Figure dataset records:
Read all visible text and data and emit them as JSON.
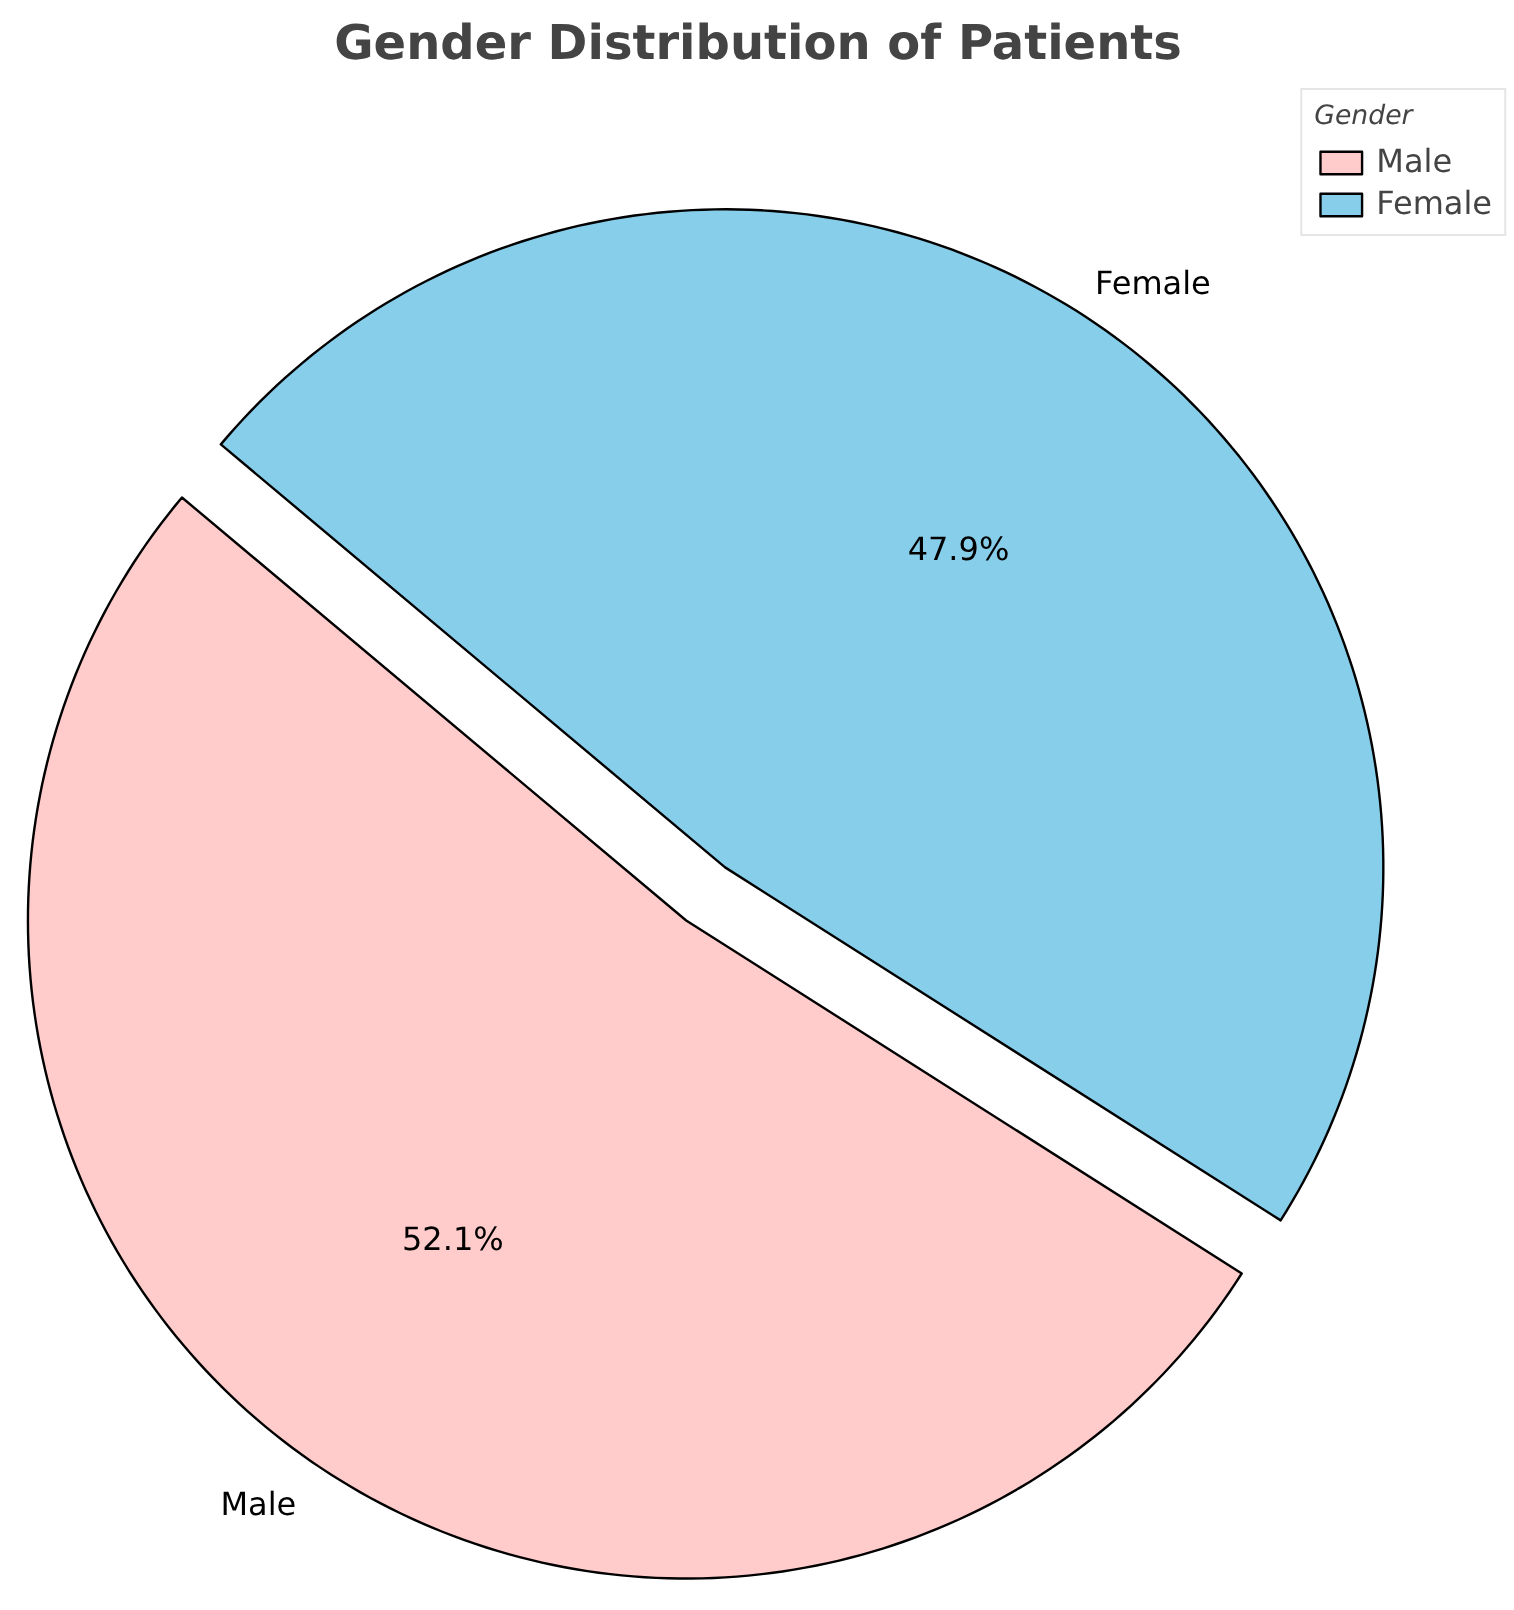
{
  "chart_data": {
    "type": "pie",
    "title": "Gender Distribution of Patients",
    "legend_title": "Gender",
    "legend": "top right",
    "categories": [
      "Male",
      "Female"
    ],
    "values": [
      52.1,
      47.9
    ],
    "colors": [
      "#ffcccb",
      "#87ceeb"
    ],
    "value_labels": [
      "52.1%",
      "47.9%"
    ]
  }
}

What is being asked – Your copy should match the records above exactly, apart from the pictures, which stay out.

Solution –
Read all visible text and data and emit them as JSON.
{
  "chart_data": {
    "type": "pie",
    "title": "Gender Distribution of Patients",
    "legend_title": "Gender",
    "legend": "top right",
    "categories": [
      "Male",
      "Female"
    ],
    "values": [
      52.1,
      47.9
    ],
    "colors": [
      "#ffcccb",
      "#87ceeb"
    ],
    "value_labels": [
      "52.1%",
      "47.9%"
    ]
  }
}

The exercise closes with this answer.